= TO BE DONE =
Reproduce the records from the line with "table-row: [13, 227, 404, 239]" up to and including the line with "total-label-cell: Итого:: [13, 251, 404, 263]", swapping "subsidy-value-cell" for "subsidy-amount-cell" and leaving everything else unchanged.

++++ SUPPLIED INFORMATION ++++

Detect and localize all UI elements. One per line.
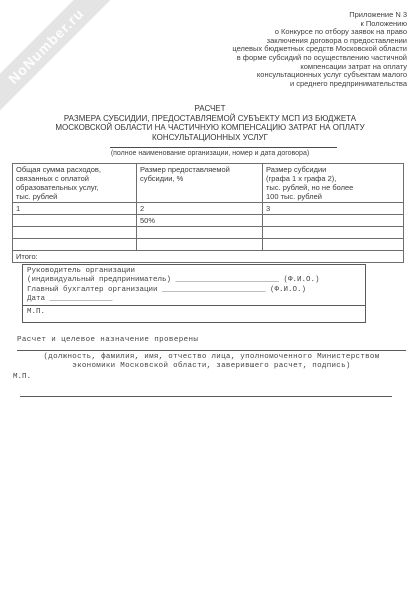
table-row: [13, 227, 404, 239]
org-name-underline: [110, 147, 337, 148]
signature-line-entrepreneur: (индивидуальный предприниматель) _______…: [27, 276, 361, 285]
subsidy-value-cell: [263, 227, 404, 239]
header-cell-subsidy-amount: Размер субсидии (графа 1 х графа 2), тыс…: [263, 164, 404, 203]
subsidy-value-cell: [263, 239, 404, 251]
column-number-cell: 1: [13, 203, 137, 215]
bottom-rule: [20, 396, 392, 397]
column-number-cell: 3: [263, 203, 404, 215]
column-number-cell: 2: [137, 203, 263, 215]
document-page: NoNumber.ru Приложение N 3 к Положению о…: [0, 0, 420, 600]
header-cell-subsidy-percent: Размер предоставляемой субсидии, %: [137, 164, 263, 203]
table-header-row: Общая сумма расходов, связанных с оплато…: [13, 164, 404, 203]
subsidy-calculation-table: Общая сумма расходов, связанных с оплато…: [12, 163, 404, 263]
header-cell-total-expenses: Общая сумма расходов, связанных с оплато…: [13, 164, 137, 203]
signature-box: Руководитель организации (индивидуальный…: [22, 264, 366, 323]
watermark-text: NoNumber.ru: [5, 5, 87, 87]
signature-line-accountant: Главный бухгалтер организации __________…: [27, 286, 361, 295]
percent-value-cell: [137, 227, 263, 239]
document-title: РАСЧЕТ РАЗМЕРА СУБСИДИИ, ПРЕДОСТАВЛЯЕМОЙ…: [0, 104, 420, 142]
signature-lines: Руководитель организации (индивидуальный…: [23, 265, 365, 305]
expenses-value-cell: [13, 215, 137, 227]
verification-stamp-placeholder: М.П.: [13, 373, 31, 382]
verification-statement: Расчет и целевое назначение проверены: [17, 336, 198, 345]
table-row: [13, 239, 404, 251]
official-signature-caption: (должность, фамилия, имя, отчество лица,…: [17, 353, 406, 372]
stamp-placeholder: М.П.: [23, 306, 365, 322]
total-row: Итого:: [13, 251, 404, 263]
expenses-value-cell: [13, 227, 137, 239]
total-label-cell: Итого:: [13, 251, 404, 263]
percent-value-cell: 50%: [137, 215, 263, 227]
subsidy-value-cell: [263, 215, 404, 227]
percent-value-cell: [137, 239, 263, 251]
signature-line-head: Руководитель организации: [27, 267, 361, 276]
expenses-value-cell: [13, 239, 137, 251]
column-number-row: 1 2 3: [13, 203, 404, 215]
org-name-caption: (полное наименование организации, номер …: [0, 150, 420, 157]
table-row: 50%: [13, 215, 404, 227]
official-signature-line: [17, 350, 406, 351]
annex-header: Приложение N 3 к Положению о Конкурсе по…: [232, 11, 407, 88]
signature-line-date: Дата ______________: [27, 295, 361, 304]
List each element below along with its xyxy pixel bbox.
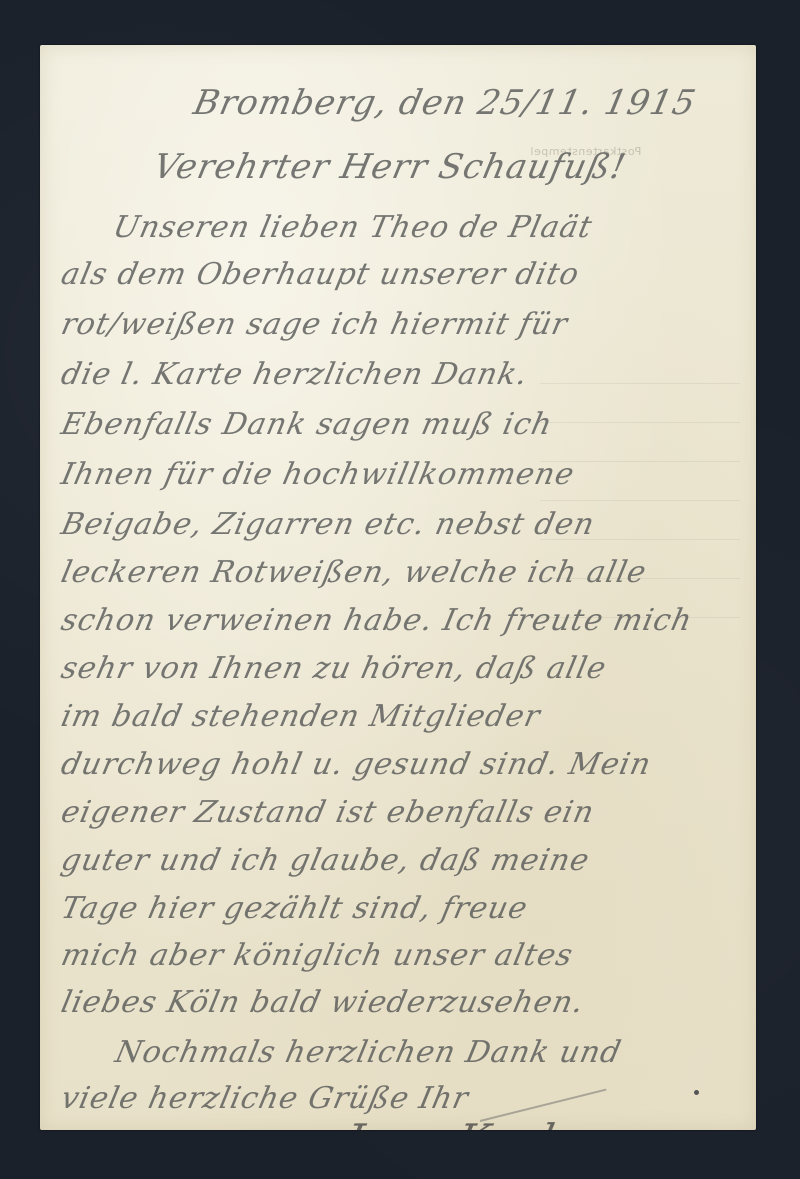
letter-line: Tage hier gezählt sind, freue bbox=[58, 891, 531, 926]
letter-line: Unseren lieben Theo de Plaät bbox=[110, 210, 596, 245]
letter-line: schon verweinen habe. Ich freute mich bbox=[58, 603, 696, 638]
letter-line: Nochmals herzlichen Dank und bbox=[112, 1035, 625, 1070]
letter-line: die l. Karte herzlichen Dank. bbox=[58, 357, 531, 392]
letter-line: Beigabe, Zigarren etc. nebst den bbox=[58, 507, 598, 542]
letter-line: Ihnen für die hochwillkommene bbox=[58, 457, 578, 492]
letter-line: Ebenfalls Dank sagen muß ich bbox=[58, 407, 556, 442]
letter-line: sehr von Ihnen zu hören, daß alle bbox=[58, 651, 610, 686]
show-through-lines bbox=[540, 345, 740, 645]
letter-line: viele herzliche Grüße Ihr bbox=[58, 1081, 472, 1116]
letter-line: als dem Oberhaupt unserer dito bbox=[58, 257, 583, 292]
letter-line: leckeren Rotweißen, welche ich alle bbox=[58, 555, 650, 590]
letter-line: rot/weißen sage ich hiermit für bbox=[58, 307, 571, 342]
signature: Jean Koch bbox=[340, 1115, 573, 1130]
letter-line: durchweg hohl u. gesund sind. Mein bbox=[58, 747, 655, 782]
salutation: Verehrter Herr Schaufuß! bbox=[150, 147, 630, 187]
place-date: Bromberg, den 25/11. 1915 bbox=[190, 83, 700, 123]
letter-line: guter und ich glaube, daß meine bbox=[58, 843, 593, 878]
letter-line: liebes Köln bald wiederzusehen. bbox=[58, 985, 587, 1020]
letter-line: im bald stehenden Mitglieder bbox=[58, 699, 544, 734]
letter-line: mich aber königlich unser altes bbox=[58, 938, 576, 973]
postcard: Postkartenstempel Bromberg, den 25/11. 1… bbox=[40, 45, 756, 1130]
letter-line: eigener Zustand ist ebenfalls ein bbox=[58, 795, 598, 830]
ink-dot bbox=[694, 1090, 699, 1095]
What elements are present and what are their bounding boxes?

++++

= TASK ANSWER =
table-row: [13, 227, 404, 239]
org-name-underline: [110, 147, 337, 148]
signature-line-entrepreneur: (индивидуальный предприниматель) _______…: [27, 276, 361, 285]
subsidy-amount-cell: [263, 227, 404, 239]
header-cell-subsidy-amount: Размер субсидии (графа 1 х графа 2), тыс…: [263, 164, 404, 203]
subsidy-amount-cell: [263, 239, 404, 251]
column-number-cell: 1: [13, 203, 137, 215]
bottom-rule: [20, 396, 392, 397]
column-number-cell: 3: [263, 203, 404, 215]
column-number-cell: 2: [137, 203, 263, 215]
document-page: NoNumber.ru Приложение N 3 к Положению о…: [0, 0, 420, 600]
header-cell-subsidy-percent: Размер предоставляемой субсидии, %: [137, 164, 263, 203]
table-header-row: Общая сумма расходов, связанных с оплато…: [13, 164, 404, 203]
subsidy-calculation-table: Общая сумма расходов, связанных с оплато…: [12, 163, 404, 263]
header-cell-total-expenses: Общая сумма расходов, связанных с оплато…: [13, 164, 137, 203]
signature-box: Руководитель организации (индивидуальный…: [22, 264, 366, 323]
watermark-text: NoNumber.ru: [5, 5, 87, 87]
signature-line-accountant: Главный бухгалтер организации __________…: [27, 286, 361, 295]
percent-value-cell: [137, 227, 263, 239]
document-title: РАСЧЕТ РАЗМЕРА СУБСИДИИ, ПРЕДОСТАВЛЯЕМОЙ…: [0, 104, 420, 142]
signature-lines: Руководитель организации (индивидуальный…: [23, 265, 365, 305]
expenses-value-cell: [13, 215, 137, 227]
verification-stamp-placeholder: М.П.: [13, 373, 31, 382]
verification-statement: Расчет и целевое назначение проверены: [17, 336, 198, 345]
table-row: [13, 239, 404, 251]
official-signature-caption: (должность, фамилия, имя, отчество лица,…: [17, 353, 406, 372]
stamp-placeholder: М.П.: [23, 306, 365, 322]
total-row: Итого:: [13, 251, 404, 263]
expenses-value-cell: [13, 227, 137, 239]
total-label-cell: Итого:: [13, 251, 404, 263]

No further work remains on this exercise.